Data excerpts

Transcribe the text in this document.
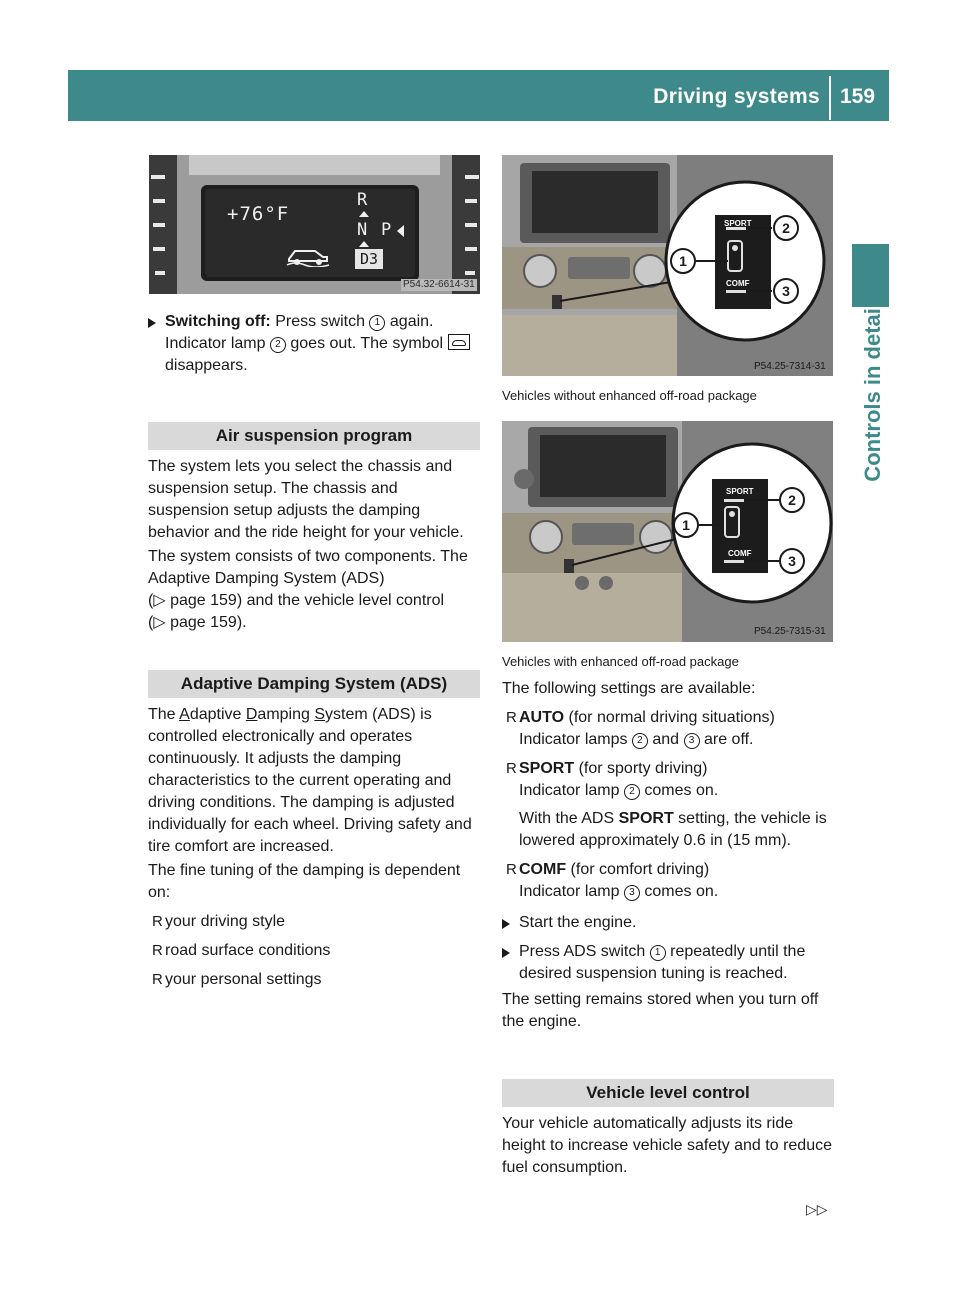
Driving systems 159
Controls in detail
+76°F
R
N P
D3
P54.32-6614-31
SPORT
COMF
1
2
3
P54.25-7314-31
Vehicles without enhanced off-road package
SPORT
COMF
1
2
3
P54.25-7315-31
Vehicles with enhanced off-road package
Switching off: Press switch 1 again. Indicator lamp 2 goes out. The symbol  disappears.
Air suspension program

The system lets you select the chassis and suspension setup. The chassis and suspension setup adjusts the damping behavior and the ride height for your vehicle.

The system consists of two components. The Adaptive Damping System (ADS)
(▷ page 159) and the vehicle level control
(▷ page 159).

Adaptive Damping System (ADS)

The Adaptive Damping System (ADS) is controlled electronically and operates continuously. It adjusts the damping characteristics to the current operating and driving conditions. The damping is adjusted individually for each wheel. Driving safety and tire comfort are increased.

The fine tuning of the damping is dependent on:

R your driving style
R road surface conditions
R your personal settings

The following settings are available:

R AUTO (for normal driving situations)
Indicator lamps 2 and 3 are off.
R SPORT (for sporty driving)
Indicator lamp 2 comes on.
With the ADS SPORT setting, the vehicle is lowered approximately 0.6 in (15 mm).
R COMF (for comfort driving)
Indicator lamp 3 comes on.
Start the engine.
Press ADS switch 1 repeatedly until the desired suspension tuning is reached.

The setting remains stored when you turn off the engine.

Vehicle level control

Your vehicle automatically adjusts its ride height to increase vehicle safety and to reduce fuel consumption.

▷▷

* * *

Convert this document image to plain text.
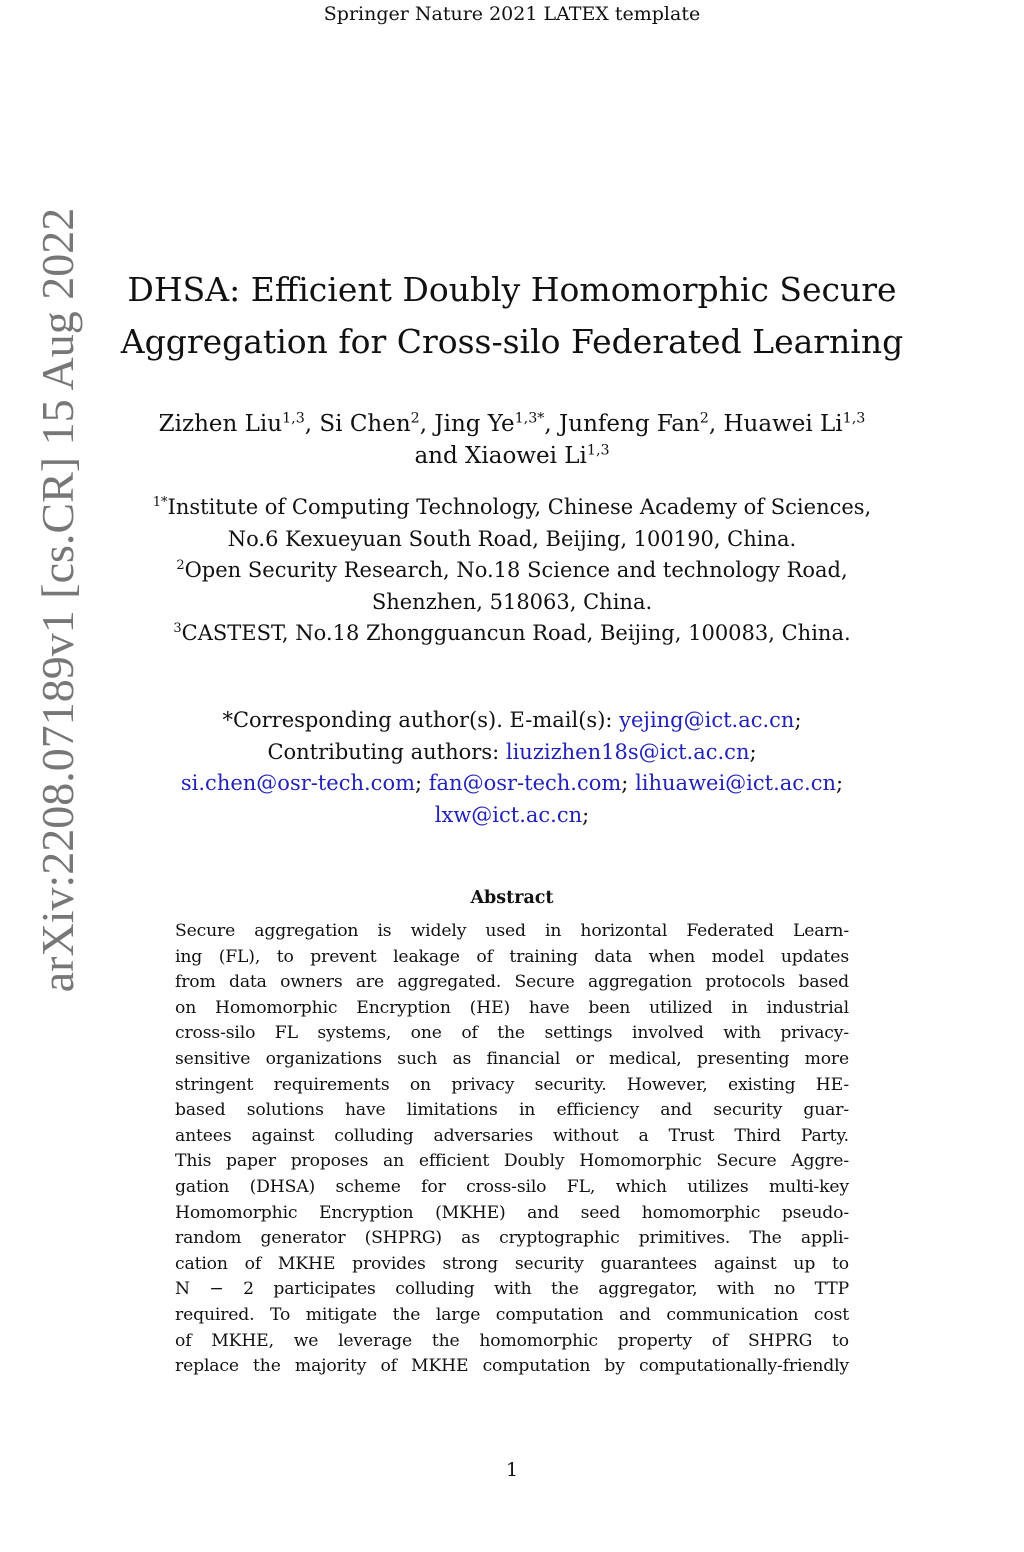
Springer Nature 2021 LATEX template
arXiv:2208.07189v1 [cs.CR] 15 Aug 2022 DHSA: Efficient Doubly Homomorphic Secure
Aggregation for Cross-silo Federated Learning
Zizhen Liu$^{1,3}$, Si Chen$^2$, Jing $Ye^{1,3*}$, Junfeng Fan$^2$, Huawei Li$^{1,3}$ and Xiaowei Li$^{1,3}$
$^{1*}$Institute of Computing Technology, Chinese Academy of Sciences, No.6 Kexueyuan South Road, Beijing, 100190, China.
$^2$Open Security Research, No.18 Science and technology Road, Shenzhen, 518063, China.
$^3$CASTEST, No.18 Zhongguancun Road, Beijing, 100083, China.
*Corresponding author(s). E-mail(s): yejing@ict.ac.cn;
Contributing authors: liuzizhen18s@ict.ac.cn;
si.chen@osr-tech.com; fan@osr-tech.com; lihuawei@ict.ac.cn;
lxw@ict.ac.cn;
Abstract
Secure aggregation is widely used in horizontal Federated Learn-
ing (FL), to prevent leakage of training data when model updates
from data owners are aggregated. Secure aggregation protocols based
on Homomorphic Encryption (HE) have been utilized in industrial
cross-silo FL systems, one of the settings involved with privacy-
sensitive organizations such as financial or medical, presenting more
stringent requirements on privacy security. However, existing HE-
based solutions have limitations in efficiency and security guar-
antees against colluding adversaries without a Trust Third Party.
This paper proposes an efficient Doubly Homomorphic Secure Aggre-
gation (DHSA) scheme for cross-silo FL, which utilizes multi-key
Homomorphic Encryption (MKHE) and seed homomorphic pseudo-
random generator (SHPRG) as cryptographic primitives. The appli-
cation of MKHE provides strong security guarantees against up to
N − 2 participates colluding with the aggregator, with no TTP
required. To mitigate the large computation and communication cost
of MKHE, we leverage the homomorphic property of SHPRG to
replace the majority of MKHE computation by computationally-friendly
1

▸ Required work
Reply with only the number of lines in the entries that contain the word "Adaptive".

▸ Final answer
3